### Objective
Only the number is wanted: how many lines hold the word "question"?

━━━━━ Supplied entries

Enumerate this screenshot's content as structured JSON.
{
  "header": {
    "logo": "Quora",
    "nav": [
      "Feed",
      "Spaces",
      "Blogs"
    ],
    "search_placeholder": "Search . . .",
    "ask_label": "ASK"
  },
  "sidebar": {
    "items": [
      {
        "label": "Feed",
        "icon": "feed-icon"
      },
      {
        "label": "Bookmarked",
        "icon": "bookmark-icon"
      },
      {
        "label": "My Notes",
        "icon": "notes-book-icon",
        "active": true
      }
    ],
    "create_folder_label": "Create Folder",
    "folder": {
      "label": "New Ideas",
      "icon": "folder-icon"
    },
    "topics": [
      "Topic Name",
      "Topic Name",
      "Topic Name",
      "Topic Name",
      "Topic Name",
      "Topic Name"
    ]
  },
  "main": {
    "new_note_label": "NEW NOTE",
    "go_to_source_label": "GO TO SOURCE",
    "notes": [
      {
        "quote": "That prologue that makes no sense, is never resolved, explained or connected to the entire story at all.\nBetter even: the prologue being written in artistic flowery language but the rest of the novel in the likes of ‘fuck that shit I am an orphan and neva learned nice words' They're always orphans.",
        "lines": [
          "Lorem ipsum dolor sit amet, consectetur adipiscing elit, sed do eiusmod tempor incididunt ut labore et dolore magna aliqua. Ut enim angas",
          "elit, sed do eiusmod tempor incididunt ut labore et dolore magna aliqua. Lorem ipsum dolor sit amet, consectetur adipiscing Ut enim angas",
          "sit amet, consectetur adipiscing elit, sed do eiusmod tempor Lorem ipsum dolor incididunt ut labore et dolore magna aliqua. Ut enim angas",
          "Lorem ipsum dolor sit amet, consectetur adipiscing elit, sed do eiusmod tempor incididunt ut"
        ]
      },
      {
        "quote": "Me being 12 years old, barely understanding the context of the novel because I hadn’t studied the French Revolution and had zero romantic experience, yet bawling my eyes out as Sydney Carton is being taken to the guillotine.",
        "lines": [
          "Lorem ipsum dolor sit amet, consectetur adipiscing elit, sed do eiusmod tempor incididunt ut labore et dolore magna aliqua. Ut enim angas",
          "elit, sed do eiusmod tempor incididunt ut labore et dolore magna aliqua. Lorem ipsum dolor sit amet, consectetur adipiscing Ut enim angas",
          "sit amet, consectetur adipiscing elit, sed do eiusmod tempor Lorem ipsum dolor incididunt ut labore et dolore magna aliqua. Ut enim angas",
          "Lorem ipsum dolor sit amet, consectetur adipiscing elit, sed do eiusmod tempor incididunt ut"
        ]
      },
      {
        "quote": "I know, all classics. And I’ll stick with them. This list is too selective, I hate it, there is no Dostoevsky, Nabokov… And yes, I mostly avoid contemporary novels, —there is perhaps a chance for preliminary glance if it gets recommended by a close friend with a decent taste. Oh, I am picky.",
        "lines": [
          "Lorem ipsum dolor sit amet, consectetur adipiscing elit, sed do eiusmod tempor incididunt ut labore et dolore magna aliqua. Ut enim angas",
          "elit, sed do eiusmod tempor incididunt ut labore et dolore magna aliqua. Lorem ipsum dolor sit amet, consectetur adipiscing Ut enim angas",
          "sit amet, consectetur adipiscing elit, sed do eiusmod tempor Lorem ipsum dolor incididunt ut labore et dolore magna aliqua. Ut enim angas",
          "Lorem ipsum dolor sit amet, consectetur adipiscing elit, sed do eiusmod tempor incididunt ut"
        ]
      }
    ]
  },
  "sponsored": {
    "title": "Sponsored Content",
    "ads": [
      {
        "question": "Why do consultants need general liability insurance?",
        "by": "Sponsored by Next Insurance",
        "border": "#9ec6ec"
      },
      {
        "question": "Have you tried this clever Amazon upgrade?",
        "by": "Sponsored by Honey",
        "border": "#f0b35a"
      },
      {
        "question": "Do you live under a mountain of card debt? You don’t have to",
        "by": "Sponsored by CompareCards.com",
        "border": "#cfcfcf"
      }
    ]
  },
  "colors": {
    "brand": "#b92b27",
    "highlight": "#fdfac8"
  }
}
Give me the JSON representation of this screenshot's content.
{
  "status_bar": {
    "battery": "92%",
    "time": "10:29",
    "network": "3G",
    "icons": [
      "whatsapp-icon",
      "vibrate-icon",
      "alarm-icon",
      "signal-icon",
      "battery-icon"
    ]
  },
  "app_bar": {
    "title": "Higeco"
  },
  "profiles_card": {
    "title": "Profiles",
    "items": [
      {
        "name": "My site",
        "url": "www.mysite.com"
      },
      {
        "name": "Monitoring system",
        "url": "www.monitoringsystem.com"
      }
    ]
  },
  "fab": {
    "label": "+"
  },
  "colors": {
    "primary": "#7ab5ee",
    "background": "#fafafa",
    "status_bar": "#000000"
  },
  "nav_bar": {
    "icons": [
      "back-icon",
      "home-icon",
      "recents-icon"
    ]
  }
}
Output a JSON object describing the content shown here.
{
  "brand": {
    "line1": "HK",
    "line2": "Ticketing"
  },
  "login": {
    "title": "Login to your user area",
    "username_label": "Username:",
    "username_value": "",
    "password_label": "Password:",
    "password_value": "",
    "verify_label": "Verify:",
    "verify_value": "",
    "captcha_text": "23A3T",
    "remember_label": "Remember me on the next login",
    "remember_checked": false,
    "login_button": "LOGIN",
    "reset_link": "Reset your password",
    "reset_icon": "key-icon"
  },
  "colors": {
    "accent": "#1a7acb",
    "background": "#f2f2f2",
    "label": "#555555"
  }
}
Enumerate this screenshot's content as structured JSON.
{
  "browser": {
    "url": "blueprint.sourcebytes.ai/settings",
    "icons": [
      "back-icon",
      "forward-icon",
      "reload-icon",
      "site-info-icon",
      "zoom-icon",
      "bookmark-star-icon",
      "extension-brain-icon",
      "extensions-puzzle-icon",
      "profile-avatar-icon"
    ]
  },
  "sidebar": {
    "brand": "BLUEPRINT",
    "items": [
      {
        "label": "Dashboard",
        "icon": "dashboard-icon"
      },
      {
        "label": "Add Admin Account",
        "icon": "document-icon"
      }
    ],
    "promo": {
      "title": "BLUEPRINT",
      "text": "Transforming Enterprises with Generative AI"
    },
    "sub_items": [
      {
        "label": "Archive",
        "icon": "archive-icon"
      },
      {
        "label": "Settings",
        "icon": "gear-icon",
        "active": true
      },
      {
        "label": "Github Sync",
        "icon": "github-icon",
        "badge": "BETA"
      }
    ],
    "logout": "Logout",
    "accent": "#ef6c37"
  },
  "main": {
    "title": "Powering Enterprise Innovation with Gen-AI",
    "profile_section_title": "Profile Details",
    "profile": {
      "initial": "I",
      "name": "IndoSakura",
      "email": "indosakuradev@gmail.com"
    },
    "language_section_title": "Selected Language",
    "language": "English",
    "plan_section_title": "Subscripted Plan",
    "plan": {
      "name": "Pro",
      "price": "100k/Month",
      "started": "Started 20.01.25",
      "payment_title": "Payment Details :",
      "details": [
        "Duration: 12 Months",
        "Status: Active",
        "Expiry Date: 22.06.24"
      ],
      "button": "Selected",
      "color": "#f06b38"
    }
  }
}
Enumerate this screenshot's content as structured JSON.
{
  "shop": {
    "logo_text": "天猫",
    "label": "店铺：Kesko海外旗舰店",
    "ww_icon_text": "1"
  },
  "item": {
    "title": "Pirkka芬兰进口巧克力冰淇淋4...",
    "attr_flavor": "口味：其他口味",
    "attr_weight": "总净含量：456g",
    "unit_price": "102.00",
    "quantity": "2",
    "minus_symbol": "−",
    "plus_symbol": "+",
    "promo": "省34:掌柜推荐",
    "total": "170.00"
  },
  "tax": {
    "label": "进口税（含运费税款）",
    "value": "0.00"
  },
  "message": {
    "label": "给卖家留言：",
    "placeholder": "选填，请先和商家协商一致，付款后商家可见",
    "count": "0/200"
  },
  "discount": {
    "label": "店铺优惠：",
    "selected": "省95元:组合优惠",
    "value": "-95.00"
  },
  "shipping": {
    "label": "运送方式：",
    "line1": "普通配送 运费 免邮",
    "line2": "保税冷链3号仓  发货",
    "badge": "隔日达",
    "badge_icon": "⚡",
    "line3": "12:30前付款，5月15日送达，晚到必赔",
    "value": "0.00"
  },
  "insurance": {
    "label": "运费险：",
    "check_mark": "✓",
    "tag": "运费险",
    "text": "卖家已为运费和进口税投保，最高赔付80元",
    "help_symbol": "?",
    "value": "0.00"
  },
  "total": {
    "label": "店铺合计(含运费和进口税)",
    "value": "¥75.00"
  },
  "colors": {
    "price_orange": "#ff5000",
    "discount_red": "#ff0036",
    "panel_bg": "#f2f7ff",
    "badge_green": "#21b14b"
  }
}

━━━━━━━━━━

### Finished task
3